Task requirements -
Using the records below, please work out how many lines contain "Fulton"; answer with the number alone.

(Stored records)
+-------+

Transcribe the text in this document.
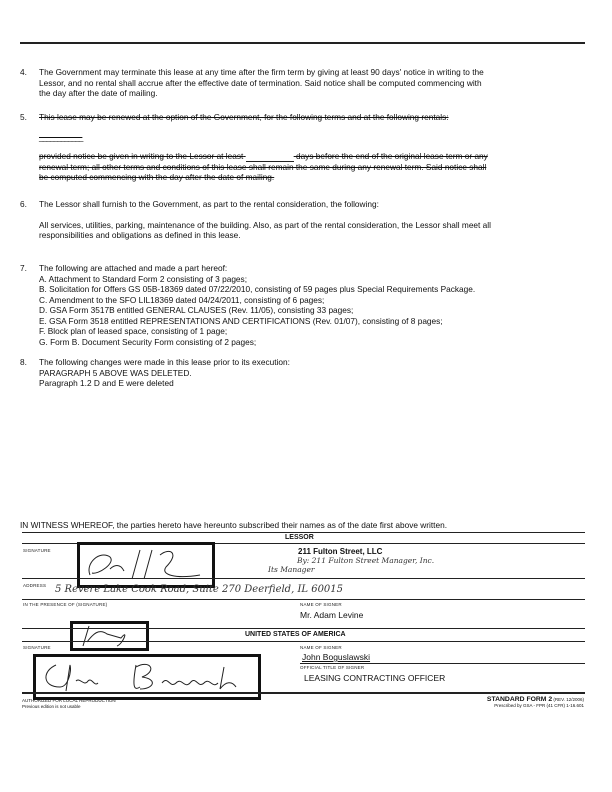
4.	The Government may terminate this lease at any time after the firm term by giving at least 90 days' notice in writing to the
Lessor, and no rental shall accrue after the effective date of termination. Said notice shall be computed commencing with
the day after the date of mailing.
5.	This lease may be renewed at the option of the Government, for the following terms and at the following rentals:
____________
provided notice be given in writing to the Lessor at least	days before the end of the original lease term or any
renewal term; all other terms and conditions of this lease shall remain the same during any renewal term. Said notice shall
be computed commencing with the day after the date of mailing.
6.	The Lessor shall furnish to the Government, as part to the rental consideration, the following:
All services, utilities, parking, maintenance of the building. Also, as part of the rental consideration, the Lessor shall meet all
responsibilities and obligations as defined in this lease.
7.	The following are attached and made a part hereof:
A. Attachment to Standard Form 2 consisting of 3 pages;
B. Solicitation for Offers GS 05B-18369 dated 07/22/2010, consisting of 59 pages plus Special Requirements Package.
C. Amendment to the SFO LIL18369 dated 04/24/2011, consisting of 6 pages;
D. GSA Form 3517B entitled GENERAL CLAUSES (Rev. 11/05), consisting 33 pages;
E. GSA Form 3518 entitled REPRESENTATIONS AND CERTIFICATIONS (Rev. 01/07), consisting of 8 pages;
F. Block plan of leased space, consisting of 1 page;
G. Form B. Document Security Form consisting of 2 pages;
8.	The following changes were made in this lease prior to its execution:
PARAGRAPH 5 ABOVE WAS DELETED.
Paragraph 1.2 D and E were deleted
IN WITNESS WHEREOF, the parties hereto have hereunto subscribed their names as of the date first above written.
LESSOR
SIGNATURE	211 Fulton Street, LLC
By: 211 Fulton Street Manager, Inc.
Its Manager
ADDRESS 5 Revere Lake Cook Road, Suite 270 Deerfield, IL 60015
IN THE PRESENCE OF (SIGNATURE)	NAME OF SIGNER
Mr. Adam Levine
UNITED STATES OF AMERICA
SIGNATURE	NAME OF SIGNER
John Boguslawski
OFFICIAL TITLE OF SIGNER
LEASING CONTRACTING OFFICER
AUTHORIZED FOR LOCAL REPRODUCTION
Previous edition is not usable
STANDARD FORM 2 (REV. 12/2006)
Prescribed by GSA - FPR (41 CFR) 1-16.601
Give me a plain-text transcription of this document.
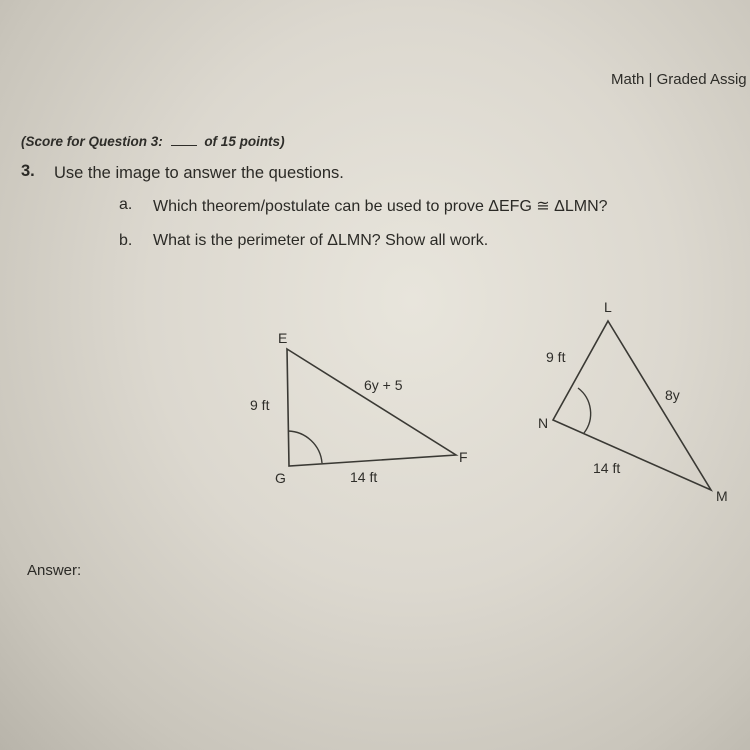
Math | Graded Assig
(Score for Question 3:	of 15 points)
3. Use the image to answer the questions.
a. Which theorem/postulate can be used to prove ΔEFG ≅ ΔLMN?
b. What is the perimeter of ΔLMN? Show all work.
E
F
G
9 ft
6y + 5
14 ft
L
M
N
9 ft
8y
14 ft
Answer:
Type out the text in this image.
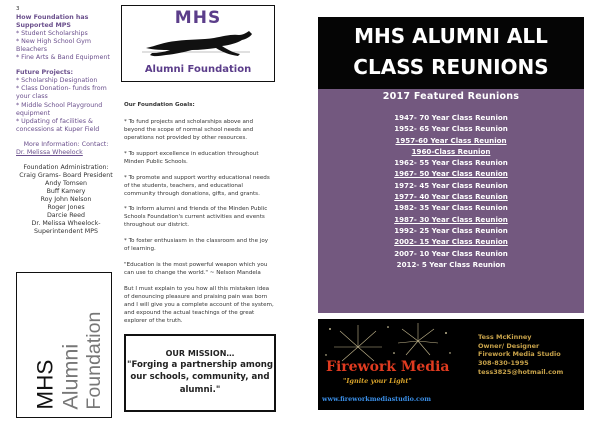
3
How Foundation has Supported MPS
* Student Scholarships
* New High School Gym Bleachers
* Fine Arts & Band Equipment
Future Projects:
* Scholarship Designation
* Class Donation- funds from your class
* Middle School Playground equipment
* Updating of facilities & concessions at Kuper Field
More Information: Contact:
Dr. Melissa Wheelock
Foundation Administration:
Craig Grams- Board President
Andy Tomsen
Buff Kamery
Roy John Nelson
Roger Jones
Darcie Reed
Dr. Melissa Wheelock-
Superintendent MPS
MHS Alumni Foundation
MHS
Alumni Foundation
Our Foundation Goals:

* To fund projects and scholarships above and beyond the scope of normal school needs and operations not provided by other resources.

* To support excellence in education throughout Minden Public Schools.

* To promote and support worthy educational needs of the students, teachers, and educational community through donations, gifts, and grants.

* To inform alumni and friends of the Minden Public Schools Foundation's current activities and events throughout our district.

* To foster enthusiasm in the classroom and the joy of learning.

"Education is the most powerful weapon which you can use to change the world." ~ Nelson Mandela

But I must explain to you how all this mistaken idea of denouncing pleasure and praising pain was born and I will give you a complete account of the system, and expound the actual teachings of the great explorer of the truth.

OUR MISSION…
"Forging a partnership among our schools, community, and alumni."
MHS ALUMNI ALL
CLASS REUNIONS
2017 Featured Reunions
1947- 70 Year Class Reunion
1952- 65 Year Class Reunion
1957-60 Year Class Reunion
1960-Class Reunion
1962- 55 Year Class Reunion
1967- 50 Year Class Reunion
1972- 45 Year Class Reunion
1977- 40 Year Class Reunion
1982- 35 Year Class Reunion
1987- 30 Year Class Reunion
1992- 25 Year Class Reunion
2002- 15 Year Class Reunion
2007- 10 Year Class Reunion
2012- 5 Year Class Reunion
Firework Media
"Ignite your Light"
www.fireworkmediastudio.com
Tess McKinney
Owner/ Designer
Firework Media Studio
308-830-1995
tess3825@hotmail.com
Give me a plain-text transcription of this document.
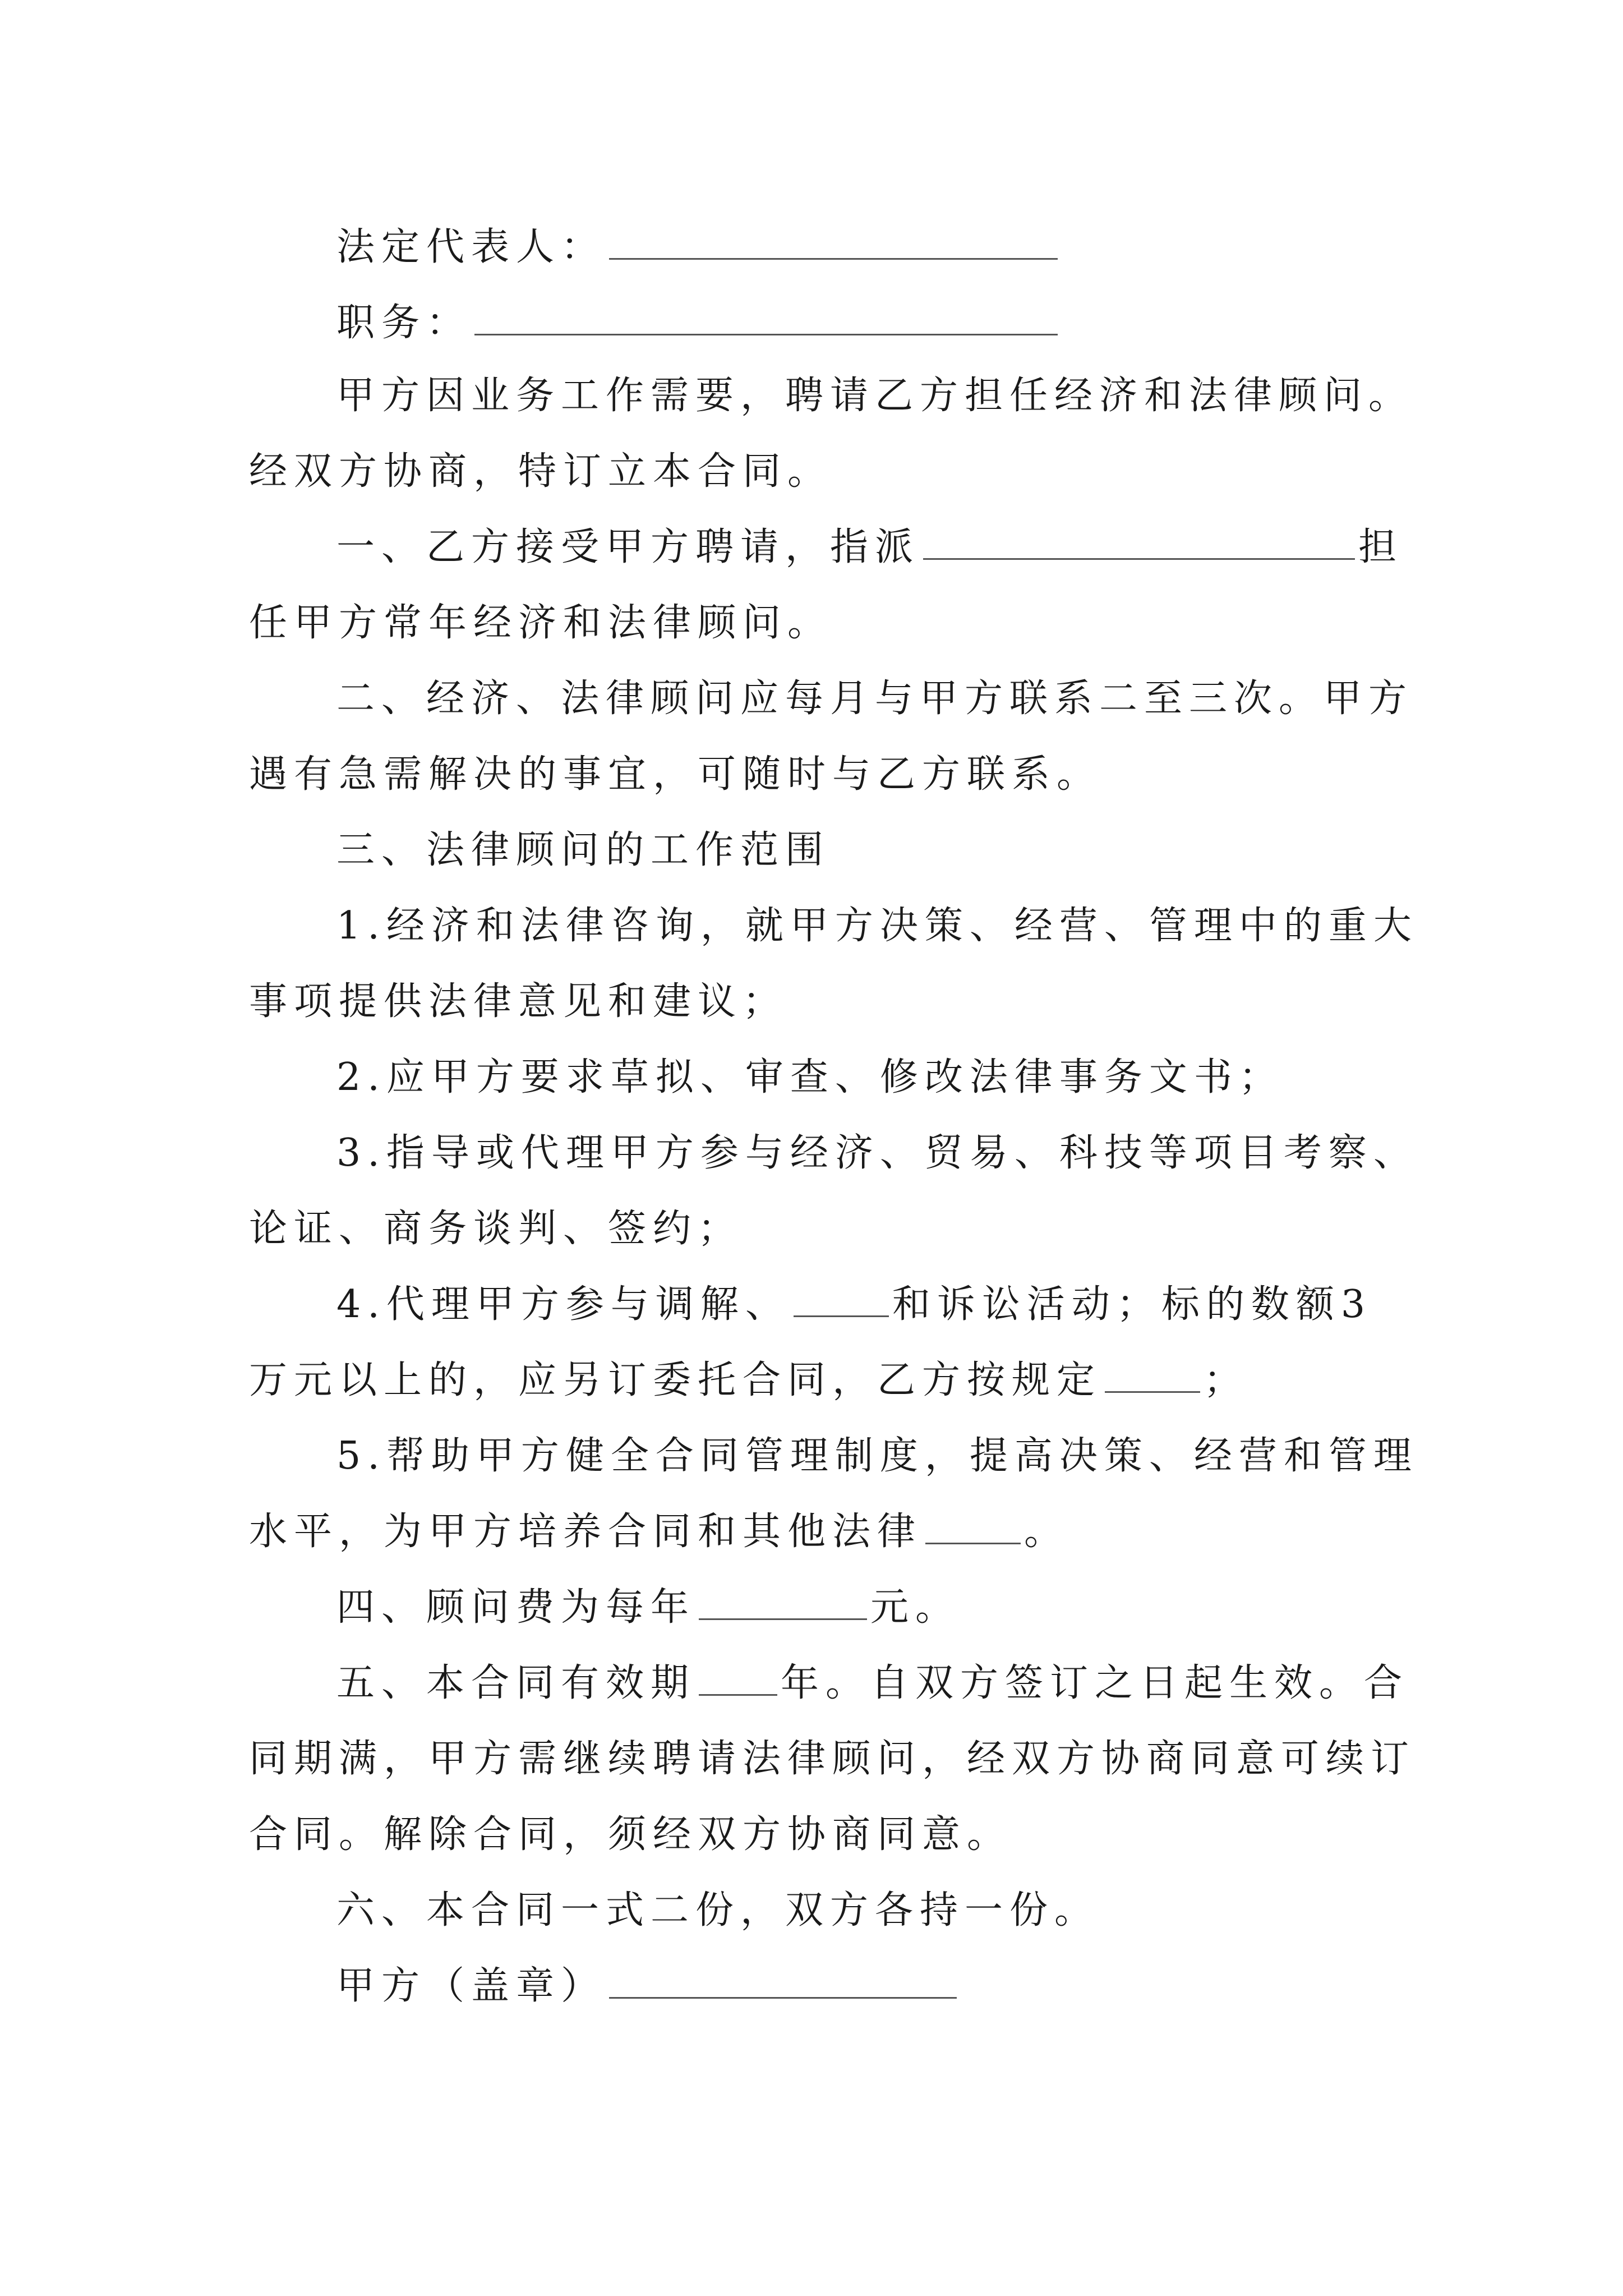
法定代表人：
职务：
甲方因业务工作需要，聘请乙方担任经济和法律顾问。
经双方协商，特订立本合同。
一、乙方接受甲方聘请，指派	担
任甲方常年经济和法律顾问。
二、经济、法律顾问应每月与甲方联系二至三次。甲方
遇有急需解决的事宜，可随时与乙方联系。
三、法律顾问的工作范围
1.经济和法律咨询，就甲方决策、经营、管理中的重大
事项提供法律意见和建议；
2.应甲方要求草拟、审查、修改法律事务文书；
3.指导或代理甲方参与经济、贸易、科技等项目考察、
论证、商务谈判、签约；
4.代理甲方参与调解、	和诉讼活动；标的数额3
万元以上的，应另订委托合同，乙方按规定	；
5.帮助甲方健全合同管理制度，提高决策、经营和管理
水平，为甲方培养合同和其他法律	。
四、顾问费为每年	元。
五、本合同有效期 年。自双方签订之日起生效。合
同期满，甲方需继续聘请法律顾问，经双方协商同意可续订
合同。解除合同，须经双方协商同意。
六、本合同一式二份，双方各持一份。
甲方（盖章）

+-------+

Task solution -
2